What needs to be done. Leave out the pictures and repeat everything else in the records exactly.
── The input
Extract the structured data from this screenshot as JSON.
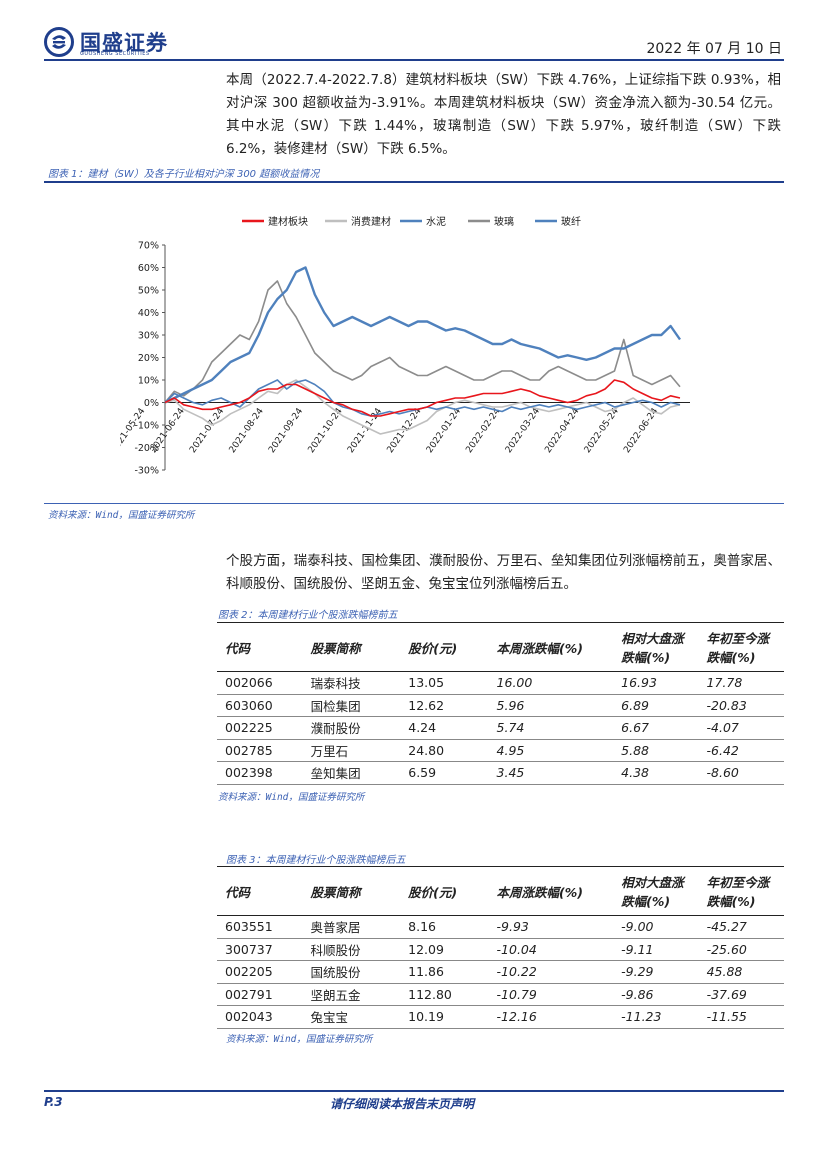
{
  "header": {
    "brand": "国盛证券",
    "brand_sub": "GUOSHENG SECURITIES",
    "date": "2022 年 07 月 10 日"
  },
  "intro_paragraph": "本周（2022.7.4-2022.7.8）建筑材料板块（SW）下跌 4.76%，上证综指下跌 0.93%，相对沪深 300 超额收益为-3.91%。本周建筑材料板块（SW）资金净流入额为-30.54 亿元。其中水泥（SW）下跌 1.44%，玻璃制造（SW）下跌 5.97%，玻纤制造（SW）下跌 6.2%，装修建材（SW）下跌 6.5%。",
  "figure1": {
    "title": "图表 1：建材（SW）及各子行业相对沪深 300 超额收益情况",
    "source": "资料来源：Wind，国盛证券研究所"
  },
  "chart_data": {
    "type": "line",
    "legend_position": "top",
    "grid": false,
    "y_tick_labels": [
      "70%",
      "60%",
      "50%",
      "40%",
      "30%",
      "20%",
      "10%",
      "0%",
      "-10%",
      "-20%",
      "-30%"
    ],
    "ylim": [
      -30,
      70
    ],
    "x_tick_labels": [
      "2021-05-24",
      "2021-06-24",
      "2021-07-24",
      "2021-08-24",
      "2021-09-24",
      "2021-10-24",
      "2021-11-24",
      "2021-12-24",
      "2022-01-24",
      "2022-02-24",
      "2022-03-24",
      "2022-04-24",
      "2022-05-24",
      "2022-06-24"
    ],
    "series": [
      {
        "name": "建材板块",
        "color": "#e8161c",
        "values": [
          0,
          2,
          -1,
          -2,
          -3,
          -3,
          -2,
          -1,
          0,
          2,
          5,
          6,
          6,
          8,
          8,
          6,
          4,
          2,
          0,
          -1,
          -3,
          -4,
          -6,
          -6,
          -5,
          -4,
          -3,
          -3,
          -2,
          0,
          1,
          2,
          2,
          3,
          4,
          4,
          4,
          5,
          6,
          5,
          3,
          2,
          1,
          0,
          1,
          3,
          4,
          6,
          10,
          9,
          6,
          4,
          2,
          1,
          3,
          2
        ]
      },
      {
        "name": "消费建材",
        "color": "#bfbfbf",
        "values": [
          0,
          1,
          -3,
          -5,
          -7,
          -10,
          -8,
          -5,
          -3,
          -1,
          2,
          5,
          4,
          8,
          10,
          7,
          4,
          0,
          -3,
          -6,
          -8,
          -10,
          -12,
          -14,
          -13,
          -12,
          -12,
          -10,
          -8,
          -4,
          -2,
          0,
          1,
          0,
          -1,
          -2,
          -2,
          -1,
          0,
          -2,
          -3,
          -4,
          -3,
          -2,
          -1,
          0,
          -2,
          -4,
          -3,
          0,
          2,
          -1,
          -4,
          -5,
          -2,
          -1
        ]
      },
      {
        "name": "水泥",
        "color": "#4f81bd",
        "values": [
          0,
          4,
          2,
          0,
          -1,
          1,
          2,
          0,
          -2,
          2,
          6,
          8,
          10,
          6,
          9,
          10,
          8,
          5,
          0,
          -2,
          -3,
          -5,
          -6,
          -5,
          -4,
          -5,
          -4,
          -3,
          -2,
          -3,
          -2,
          -3,
          -2,
          -3,
          -2,
          -3,
          -4,
          -2,
          -3,
          -2,
          -1,
          -2,
          -1,
          -2,
          -3,
          -2,
          -1,
          0,
          -2,
          -1,
          0,
          1,
          0,
          -2,
          0,
          -1
        ]
      },
      {
        "name": "玻璃",
        "color": "#8c8c8c",
        "values": [
          0,
          5,
          3,
          6,
          10,
          18,
          22,
          26,
          30,
          28,
          36,
          50,
          54,
          44,
          38,
          30,
          22,
          18,
          14,
          12,
          10,
          12,
          16,
          18,
          20,
          16,
          14,
          12,
          12,
          14,
          16,
          14,
          12,
          10,
          10,
          12,
          14,
          14,
          12,
          10,
          10,
          14,
          16,
          14,
          12,
          10,
          10,
          12,
          14,
          28,
          12,
          10,
          8,
          10,
          12,
          7
        ]
      },
      {
        "name": "玻纤",
        "color": "#4f81bd",
        "values": [
          0,
          2,
          4,
          6,
          8,
          10,
          14,
          18,
          20,
          22,
          30,
          40,
          46,
          50,
          58,
          60,
          48,
          40,
          34,
          36,
          38,
          36,
          34,
          36,
          38,
          36,
          34,
          36,
          36,
          34,
          32,
          33,
          32,
          30,
          28,
          26,
          26,
          28,
          26,
          25,
          24,
          22,
          20,
          21,
          20,
          19,
          20,
          22,
          24,
          24,
          26,
          28,
          30,
          30,
          34,
          28
        ]
      }
    ]
  },
  "table2": {
    "title": "图表 2：本周建材行业个股涨跌幅榜前五",
    "headers": [
      "代码",
      "股票简称",
      "股价(元)",
      "本周涨跌幅(%)",
      "相对大盘涨跌幅(%)",
      "年初至今涨跌幅(%)"
    ],
    "rows": [
      [
        "002066",
        "瑞泰科技",
        "13.05",
        "16.00",
        "16.93",
        "17.78"
      ],
      [
        "603060",
        "国检集团",
        "12.62",
        "5.96",
        "6.89",
        "-20.83"
      ],
      [
        "002225",
        "濮耐股份",
        "4.24",
        "5.74",
        "6.67",
        "-4.07"
      ],
      [
        "002785",
        "万里石",
        "24.80",
        "4.95",
        "5.88",
        "-6.42"
      ],
      [
        "002398",
        "垒知集团",
        "6.59",
        "3.45",
        "4.38",
        "-8.60"
      ]
    ],
    "source": "资料来源：Wind，国盛证券研究所"
  },
  "paragraph2": "个股方面，瑞泰科技、国检集团、濮耐股份、万里石、垒知集团位列涨幅榜前五，奥普家居、科顺股份、国统股份、坚朗五金、兔宝宝位列涨幅榜后五。",
  "table3": {
    "title": "图表 3：本周建材行业个股涨跌幅榜后五",
    "headers": [
      "代码",
      "股票简称",
      "股价(元)",
      "本周涨跌幅(%)",
      "相对大盘涨跌幅(%)",
      "年初至今涨跌幅(%)"
    ],
    "rows": [
      [
        "603551",
        "奥普家居",
        "8.16",
        "-9.93",
        "-9.00",
        "-45.27"
      ],
      [
        "300737",
        "科顺股份",
        "12.09",
        "-10.04",
        "-9.11",
        "-25.60"
      ],
      [
        "002205",
        "国统股份",
        "11.86",
        "-10.22",
        "-9.29",
        "45.88"
      ],
      [
        "002791",
        "坚朗五金",
        "112.80",
        "-10.79",
        "-9.86",
        "-37.69"
      ],
      [
        "002043",
        "兔宝宝",
        "10.19",
        "-12.16",
        "-11.23",
        "-11.55"
      ]
    ],
    "source": "资料来源：Wind，国盛证券研究所"
  },
  "footer": {
    "page": "P.3",
    "disclaimer": "请仔细阅读本报告末页声明"
  }
}
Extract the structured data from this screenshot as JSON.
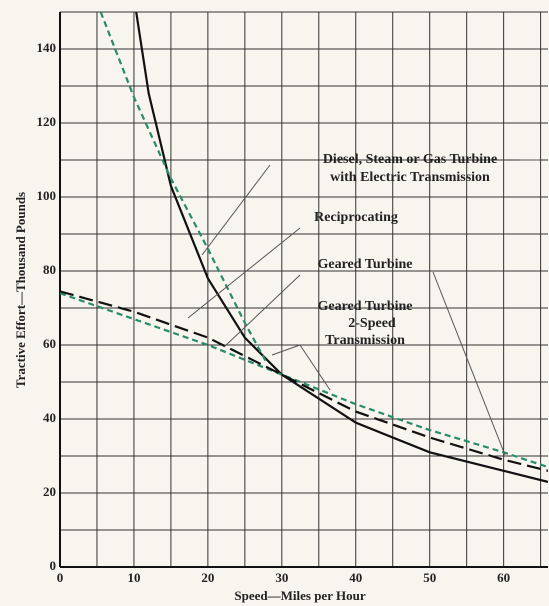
────
Written response.
Extract the structured data from this screenshot as JSON.
{
  "header": {
    "brand": "国盛证券",
    "brand_sub": "GUOSHENG SECURITIES",
    "date": "2022 年 07 月 10 日"
  },
  "intro_paragraph": "本周（2022.7.4-2022.7.8）建筑材料板块（SW）下跌 4.76%，上证综指下跌 0.93%，相对沪深 300 超额收益为-3.91%。本周建筑材料板块（SW）资金净流入额为-30.54 亿元。其中水泥（SW）下跌 1.44%，玻璃制造（SW）下跌 5.97%，玻纤制造（SW）下跌 6.2%，装修建材（SW）下跌 6.5%。",
  "figure1": {
    "title": "图表 1：建材（SW）及各子行业相对沪深 300 超额收益情况",
    "source": "资料来源：Wind，国盛证券研究所"
  },
  "chart_data": {
    "type": "line",
    "legend_position": "top",
    "grid": false,
    "y_tick_labels": [
      "70%",
      "60%",
      "50%",
      "40%",
      "30%",
      "20%",
      "10%",
      "0%",
      "-10%",
      "-20%",
      "-30%"
    ],
    "ylim": [
      -30,
      70
    ],
    "x_tick_labels": [
      "2021-05-24",
      "2021-06-24",
      "2021-07-24",
      "2021-08-24",
      "2021-09-24",
      "2021-10-24",
      "2021-11-24",
      "2021-12-24",
      "2022-01-24",
      "2022-02-24",
      "2022-03-24",
      "2022-04-24",
      "2022-05-24",
      "2022-06-24"
    ],
    "series": [
      {
        "name": "建材板块",
        "color": "#e8161c",
        "values": [
          0,
          2,
          -1,
          -2,
          -3,
          -3,
          -2,
          -1,
          0,
          2,
          5,
          6,
          6,
          8,
          8,
          6,
          4,
          2,
          0,
          -1,
          -3,
          -4,
          -6,
          -6,
          -5,
          -4,
          -3,
          -3,
          -2,
          0,
          1,
          2,
          2,
          3,
          4,
          4,
          4,
          5,
          6,
          5,
          3,
          2,
          1,
          0,
          1,
          3,
          4,
          6,
          10,
          9,
          6,
          4,
          2,
          1,
          3,
          2
        ]
      },
      {
        "name": "消费建材",
        "color": "#bfbfbf",
        "values": [
          0,
          1,
          -3,
          -5,
          -7,
          -10,
          -8,
          -5,
          -3,
          -1,
          2,
          5,
          4,
          8,
          10,
          7,
          4,
          0,
          -3,
          -6,
          -8,
          -10,
          -12,
          -14,
          -13,
          -12,
          -12,
          -10,
          -8,
          -4,
          -2,
          0,
          1,
          0,
          -1,
          -2,
          -2,
          -1,
          0,
          -2,
          -3,
          -4,
          -3,
          -2,
          -1,
          0,
          -2,
          -4,
          -3,
          0,
          2,
          -1,
          -4,
          -5,
          -2,
          -1
        ]
      },
      {
        "name": "水泥",
        "color": "#4f81bd",
        "values": [
          0,
          4,
          2,
          0,
          -1,
          1,
          2,
          0,
          -2,
          2,
          6,
          8,
          10,
          6,
          9,
          10,
          8,
          5,
          0,
          -2,
          -3,
          -5,
          -6,
          -5,
          -4,
          -5,
          -4,
          -3,
          -2,
          -3,
          -2,
          -3,
          -2,
          -3,
          -2,
          -3,
          -4,
          -2,
          -3,
          -2,
          -1,
          -2,
          -1,
          -2,
          -3,
          -2,
          -1,
          0,
          -2,
          -1,
          0,
          1,
          0,
          -2,
          0,
          -1
        ]
      },
      {
        "name": "玻璃",
        "color": "#8c8c8c",
        "values": [
          0,
          5,
          3,
          6,
          10,
          18,
          22,
          26,
          30,
          28,
          36,
          50,
          54,
          44,
          38,
          30,
          22,
          18,
          14,
          12,
          10,
          12,
          16,
          18,
          20,
          16,
          14,
          12,
          12,
          14,
          16,
          14,
          12,
          10,
          10,
          12,
          14,
          14,
          12,
          10,
          10,
          14,
          16,
          14,
          12,
          10,
          10,
          12,
          14,
          28,
          12,
          10,
          8,
          10,
          12,
          7
        ]
      },
      {
        "name": "玻纤",
        "color": "#4f81bd",
        "values": [
          0,
          2,
          4,
          6,
          8,
          10,
          14,
          18,
          20,
          22,
          30,
          40,
          46,
          50,
          58,
          60,
          48,
          40,
          34,
          36,
          38,
          36,
          34,
          36,
          38,
          36,
          34,
          36,
          36,
          34,
          32,
          33,
          32,
          30,
          28,
          26,
          26,
          28,
          26,
          25,
          24,
          22,
          20,
          21,
          20,
          19,
          20,
          22,
          24,
          24,
          26,
          28,
          30,
          30,
          34,
          28
        ]
      }
    ]
  },
  "table2": {
    "title": "图表 2：本周建材行业个股涨跌幅榜前五",
    "headers": [
      "代码",
      "股票简称",
      "股价(元)",
      "本周涨跌幅(%)",
      "相对大盘涨跌幅(%)",
      "年初至今涨跌幅(%)"
    ],
    "rows": [
      [
        "002066",
        "瑞泰科技",
        "13.05",
        "16.00",
        "16.93",
        "17.78"
      ],
      [
        "603060",
        "国检集团",
        "12.62",
        "5.96",
        "6.89",
        "-20.83"
      ],
      [
        "002225",
        "濮耐股份",
        "4.24",
        "5.74",
        "6.67",
        "-4.07"
      ],
      [
        "002785",
        "万里石",
        "24.80",
        "4.95",
        "5.88",
        "-6.42"
      ],
      [
        "002398",
        "垒知集团",
        "6.59",
        "3.45",
        "4.38",
        "-8.60"
      ]
    ],
    "source": "资料来源：Wind，国盛证券研究所"
  },
  "paragraph2": "个股方面，瑞泰科技、国检集团、濮耐股份、万里石、垒知集团位列涨幅榜前五，奥普家居、科顺股份、国统股份、坚朗五金、兔宝宝位列涨幅榜后五。",
  "table3": {
    "title": "图表 3：本周建材行业个股涨跌幅榜后五",
    "headers": [
      "代码",
      "股票简称",
      "股价(元)",
      "本周涨跌幅(%)",
      "相对大盘涨跌幅(%)",
      "年初至今涨跌幅(%)"
    ],
    "rows": [
      [
        "603551",
        "奥普家居",
        "8.16",
        "-9.93",
        "-9.00",
        "-45.27"
      ],
      [
        "300737",
        "科顺股份",
        "12.09",
        "-10.04",
        "-9.11",
        "-25.60"
      ],
      [
        "002205",
        "国统股份",
        "11.86",
        "-10.22",
        "-9.29",
        "45.88"
      ],
      [
        "002791",
        "坚朗五金",
        "112.80",
        "-10.79",
        "-9.86",
        "-37.69"
      ],
      [
        "002043",
        "兔宝宝",
        "10.19",
        "-12.16",
        "-11.23",
        "-11.55"
      ]
    ],
    "source": "资料来源：Wind，国盛证券研究所"
  },
  "footer": {
    "page": "P.3",
    "disclaimer": "请仔细阅读本报告末页声明"
  }
}
Extract the structured data from this screenshot as JSON.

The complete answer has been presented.